#### [Your goal]
Go through the entries below and pick out every line with "this".

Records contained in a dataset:
□ □ □
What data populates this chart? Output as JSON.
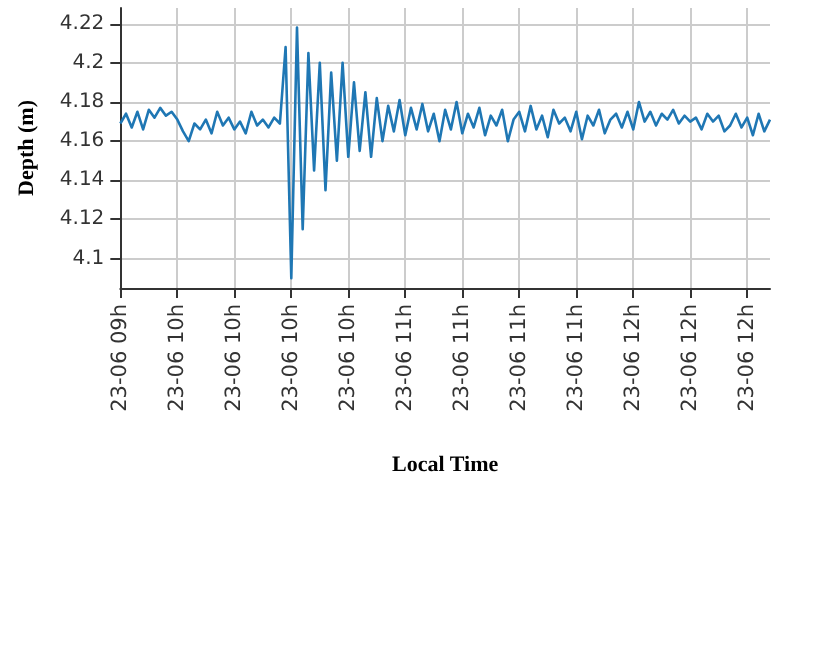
{
  "chart_data": {
    "type": "line",
    "xlabel": "Local Time",
    "ylabel": "Depth (m)",
    "categories": [
      "23-06 09h",
      null,
      null,
      null,
      null,
      null,
      null,
      null,
      null,
      null,
      "23-06 10h",
      null,
      null,
      null,
      null,
      null,
      null,
      null,
      null,
      null,
      "23-06 10h",
      null,
      null,
      null,
      null,
      null,
      null,
      null,
      null,
      null,
      "23-06 10h",
      null,
      null,
      null,
      null,
      null,
      null,
      null,
      null,
      null,
      "23-06 10h",
      null,
      null,
      null,
      null,
      null,
      null,
      null,
      null,
      null,
      "23-06 11h",
      null,
      null,
      null,
      null,
      null,
      null,
      null,
      null,
      null,
      "23-06 11h",
      null,
      null,
      null,
      null,
      null,
      null,
      null,
      null,
      null,
      "23-06 11h",
      null,
      null,
      null,
      null,
      null,
      null,
      null,
      null,
      null,
      "23-06 11h",
      null,
      null,
      null,
      null,
      null,
      null,
      null,
      null,
      null,
      "23-06 12h",
      null,
      null,
      null,
      null,
      null,
      null,
      null,
      null,
      null,
      "23-06 12h",
      null,
      null,
      null,
      null,
      null,
      null,
      null,
      null,
      null,
      "23-06 12h",
      null,
      null,
      null,
      null
    ],
    "values": [
      4.169,
      4.174,
      4.167,
      4.175,
      4.166,
      4.176,
      4.172,
      4.177,
      4.173,
      4.175,
      4.171,
      4.165,
      4.16,
      4.169,
      4.166,
      4.171,
      4.164,
      4.175,
      4.168,
      4.172,
      4.166,
      4.17,
      4.164,
      4.175,
      4.168,
      4.171,
      4.167,
      4.172,
      4.169,
      4.208,
      4.09,
      4.218,
      4.115,
      4.205,
      4.145,
      4.2,
      4.135,
      4.195,
      4.15,
      4.2,
      4.152,
      4.19,
      4.155,
      4.185,
      4.152,
      4.182,
      4.16,
      4.178,
      4.165,
      4.181,
      4.163,
      4.177,
      4.166,
      4.179,
      4.165,
      4.174,
      4.16,
      4.176,
      4.166,
      4.18,
      4.164,
      4.174,
      4.167,
      4.177,
      4.163,
      4.173,
      4.168,
      4.176,
      4.16,
      4.171,
      4.175,
      4.165,
      4.178,
      4.166,
      4.173,
      4.162,
      4.176,
      4.169,
      4.172,
      4.165,
      4.175,
      4.161,
      4.173,
      4.168,
      4.176,
      4.164,
      4.171,
      4.174,
      4.167,
      4.175,
      4.166,
      4.18,
      4.17,
      4.175,
      4.168,
      4.174,
      4.171,
      4.176,
      4.169,
      4.173,
      4.17,
      4.172,
      4.166,
      4.174,
      4.17,
      4.173,
      4.165,
      4.168,
      4.174,
      4.167,
      4.172,
      4.163,
      4.174,
      4.165,
      4.171
    ],
    "color": "#1f77b4",
    "ylim": [
      4.085,
      4.228
    ],
    "yticks": [
      4.1,
      4.12,
      4.14,
      4.16,
      4.18,
      4.2,
      4.22
    ],
    "grid": true,
    "marker": "none",
    "line_style": "solid"
  }
}
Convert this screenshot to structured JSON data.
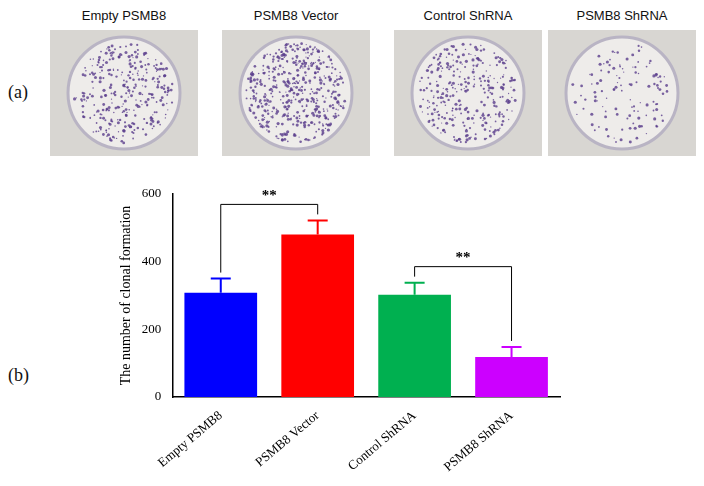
{
  "panels": {
    "a": {
      "label": "(a)",
      "titles": [
        "Empty PSMB8",
        "PSMB8 Vector",
        "Control ShRNA",
        "PSMB8 ShRNA"
      ]
    },
    "b": {
      "label": "(b)"
    }
  },
  "chart_data": {
    "type": "bar",
    "y_label": "The number of clonal formation",
    "categories": [
      "Empty PSMB8",
      "PSMB8 Vector",
      "Control ShRNA",
      "PSMB8 ShRNA"
    ],
    "values": [
      308,
      480,
      302,
      118
    ],
    "errors": [
      42,
      42,
      36,
      30
    ],
    "colors": [
      "#0000ff",
      "#ff0000",
      "#00b050",
      "#cc00ff"
    ],
    "ylim": [
      0,
      600
    ],
    "yticks": [
      0,
      200,
      400,
      600
    ],
    "grid": false,
    "annotations": [
      {
        "between": [
          "Empty PSMB8",
          "PSMB8 Vector"
        ],
        "text": "**"
      },
      {
        "between": [
          "Control ShRNA",
          "PSMB8 ShRNA"
        ],
        "text": "**"
      }
    ]
  }
}
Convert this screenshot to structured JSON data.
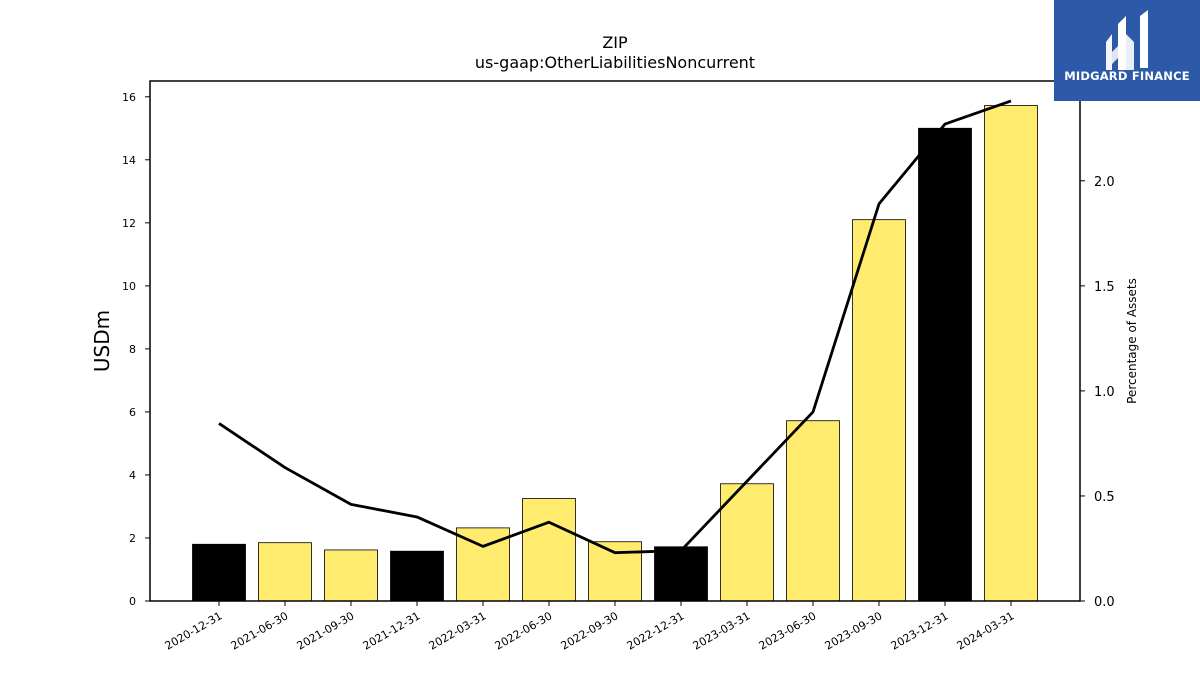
{
  "chart_data": {
    "type": "bar",
    "title": "ZIP",
    "subtitle": "us-gaap:OtherLiabilitiesNoncurrent",
    "ylabel": "USDm",
    "y2label": "Percentage of Assets",
    "categories": [
      "2020-12-31",
      "2021-06-30",
      "2021-09-30",
      "2021-12-31",
      "2022-03-31",
      "2022-06-30",
      "2022-09-30",
      "2022-12-31",
      "2023-03-31",
      "2023-06-30",
      "2023-09-30",
      "2023-12-31",
      "2024-03-31"
    ],
    "series": [
      {
        "values": [
          1.8,
          1.85,
          1.62,
          1.58,
          2.32,
          3.25,
          1.88,
          1.72,
          3.72,
          5.72,
          12.1,
          15.0,
          15.72
        ],
        "bar_colors": [
          "#000000",
          "#ffec6e",
          "#ffec6e",
          "#000000",
          "#ffec6e",
          "#ffec6e",
          "#ffec6e",
          "#000000",
          "#ffec6e",
          "#ffec6e",
          "#ffec6e",
          "#000000",
          "#ffec6e"
        ]
      },
      {
        "axis": "right",
        "type": "line",
        "color": "#000000",
        "values": [
          0.845,
          0.635,
          0.46,
          0.4,
          0.26,
          0.375,
          0.23,
          0.24,
          0.57,
          0.9,
          1.89,
          2.27,
          2.38
        ]
      }
    ],
    "ylim": [
      0,
      16.5
    ],
    "y2lim": [
      0,
      2.475
    ],
    "yticks": [
      0,
      2,
      4,
      6,
      8,
      10,
      12,
      14,
      16
    ],
    "y2ticks": [
      "0.0",
      "0.5",
      "1.0",
      "1.5",
      "2.0"
    ],
    "grid": false,
    "legend": "none"
  },
  "logo": {
    "text": "MIDGARD FINANCE",
    "background": "#2c5aa8"
  }
}
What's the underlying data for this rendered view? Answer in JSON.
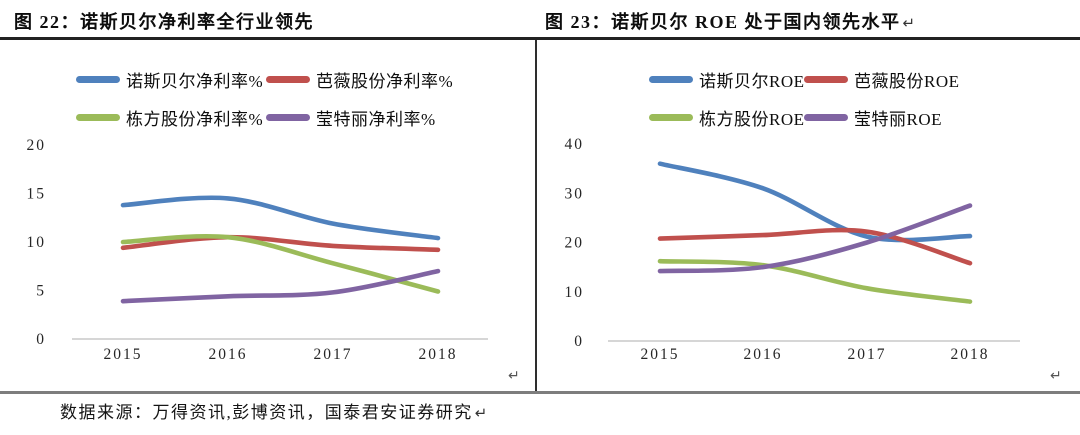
{
  "page": {
    "paragraph_mark": "↵",
    "footer_source": "数据来源：万得资讯,彭博资讯，国泰君安证券研究"
  },
  "chart_data": [
    {
      "type": "line",
      "title": "图 22：诺斯贝尔净利率全行业领先",
      "x": [
        "2015",
        "2016",
        "2017",
        "2018"
      ],
      "series": [
        {
          "name": "诺斯贝尔净利率%",
          "color": "#4F81BD",
          "values": [
            13.8,
            14.5,
            11.9,
            10.4
          ]
        },
        {
          "name": "芭薇股份净利率%",
          "color": "#C0504D",
          "values": [
            9.4,
            10.5,
            9.6,
            9.2
          ]
        },
        {
          "name": "栋方股份净利率%",
          "color": "#9BBB59",
          "values": [
            10.0,
            10.5,
            7.8,
            4.9
          ]
        },
        {
          "name": "莹特丽净利率%",
          "color": "#8064A2",
          "values": [
            3.9,
            4.4,
            4.8,
            7.0
          ]
        }
      ],
      "xlabel": "",
      "ylabel": "",
      "ylim": [
        0,
        20
      ],
      "yticks": [
        0,
        5,
        10,
        15,
        20
      ],
      "grid": false,
      "legend_position": "top",
      "line_style": "smooth"
    },
    {
      "type": "line",
      "title": "图 23：诺斯贝尔 ROE 处于国内领先水平",
      "x": [
        "2015",
        "2016",
        "2017",
        "2018"
      ],
      "series": [
        {
          "name": "诺斯贝尔ROE",
          "color": "#4F81BD",
          "values": [
            36.0,
            31.0,
            21.2,
            21.3
          ]
        },
        {
          "name": "芭薇股份ROE",
          "color": "#C0504D",
          "values": [
            20.8,
            21.5,
            22.2,
            15.8
          ]
        },
        {
          "name": "栋方股份ROE",
          "color": "#9BBB59",
          "values": [
            16.2,
            15.4,
            10.7,
            8.0
          ]
        },
        {
          "name": "莹特丽ROE",
          "color": "#8064A2",
          "values": [
            14.2,
            15.0,
            20.0,
            27.5
          ]
        }
      ],
      "xlabel": "",
      "ylabel": "",
      "ylim": [
        0,
        40
      ],
      "yticks": [
        0,
        10,
        20,
        30,
        40
      ],
      "grid": false,
      "legend_position": "top",
      "line_style": "smooth"
    }
  ]
}
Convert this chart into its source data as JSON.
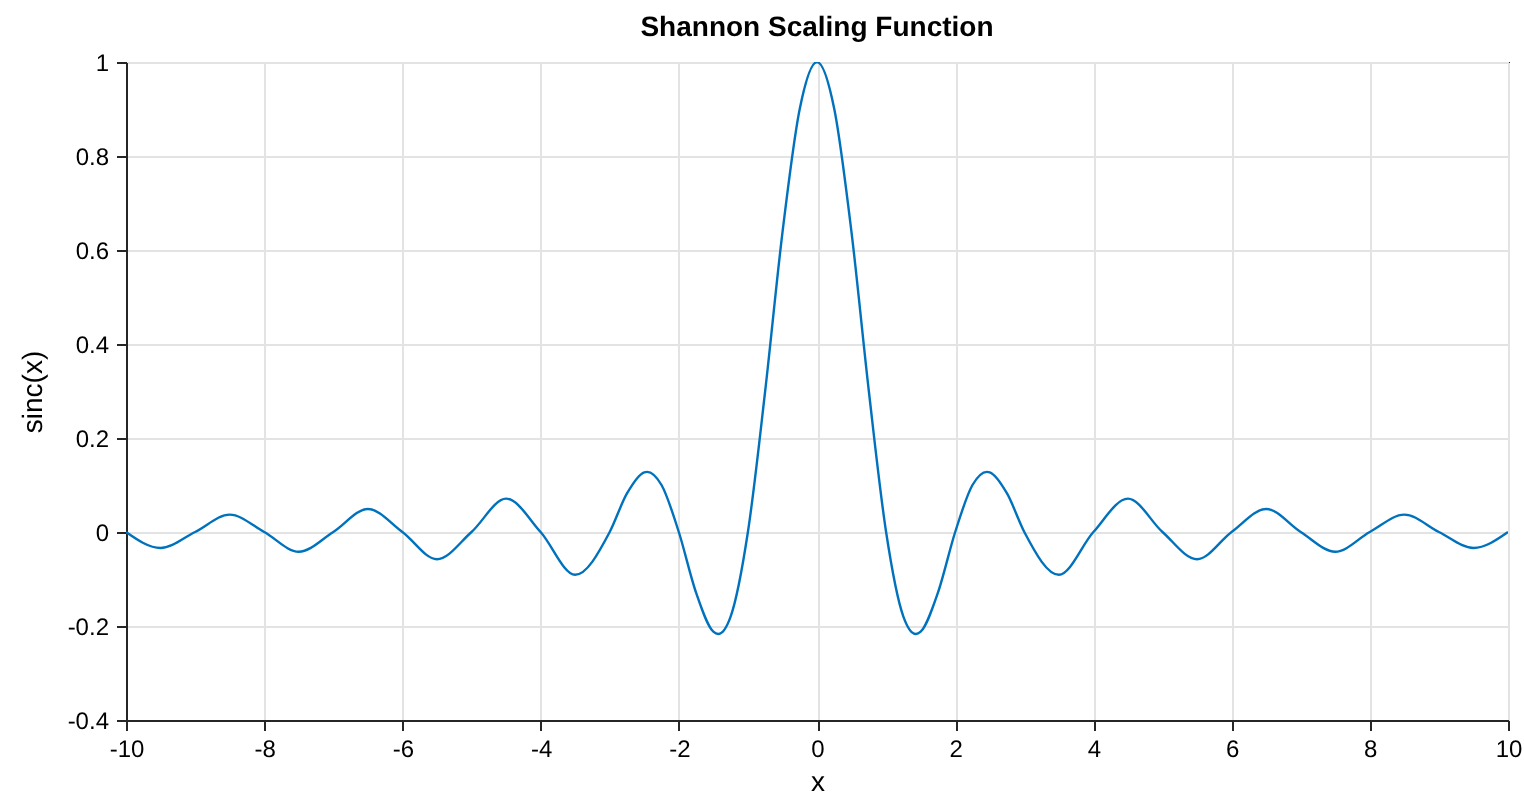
{
  "chart_data": {
    "type": "line",
    "title": "Shannon Scaling Function",
    "xlabel": "x",
    "ylabel": "sinc(x)",
    "x": [
      -10,
      -9.5,
      -9,
      -8.5,
      -8,
      -7.5,
      -7,
      -6.5,
      -6,
      -5.5,
      -5,
      -4.5,
      -4,
      -3.5,
      -3,
      -2.75,
      -2.5,
      -2.46,
      -2.25,
      -2,
      -1.75,
      -1.5,
      -1.43,
      -1.25,
      -1,
      -0.75,
      -0.5,
      -0.25,
      0,
      0.25,
      0.5,
      0.75,
      1,
      1.25,
      1.43,
      1.5,
      1.75,
      2,
      2.25,
      2.46,
      2.5,
      2.75,
      3,
      3.5,
      4,
      4.5,
      5,
      5.5,
      6,
      6.5,
      7,
      7.5,
      8,
      8.5,
      9,
      9.5,
      10
    ],
    "series": [
      {
        "color": "#0072bd",
        "values": [
          0,
          -0.034,
          0,
          0.037,
          0,
          -0.042,
          0,
          0.049,
          0,
          -0.058,
          0,
          0.071,
          0,
          -0.091,
          0,
          0.082,
          0.127,
          0.128,
          0.1,
          0,
          -0.129,
          -0.212,
          -0.217,
          -0.18,
          0,
          0.3,
          0.637,
          0.9,
          1,
          0.9,
          0.637,
          0.3,
          0,
          -0.18,
          -0.217,
          -0.212,
          -0.129,
          0,
          0.1,
          0.128,
          0.127,
          0.082,
          0,
          -0.091,
          0,
          0.071,
          0,
          -0.058,
          0,
          0.049,
          0,
          -0.042,
          0,
          0.037,
          0,
          -0.034,
          0
        ]
      }
    ],
    "xlim": [
      -10,
      10
    ],
    "ylim": [
      -0.4,
      1
    ],
    "xticks": [
      -10,
      -8,
      -6,
      -4,
      -2,
      0,
      2,
      4,
      6,
      8,
      10
    ],
    "yticks": [
      -0.4,
      -0.2,
      0,
      0.2,
      0.4,
      0.6,
      0.8,
      1
    ],
    "grid": true,
    "marker": "none",
    "line_style": "solid"
  }
}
□ □ □
#### [Output of the task]
What data populates this chart? Output as JSON.
Convert this screenshot to structured JSON data.
Convert this screenshot to structured JSON data.
What's the underlying data for this rendered view? Answer in JSON.
Convert this chart into its source data as JSON.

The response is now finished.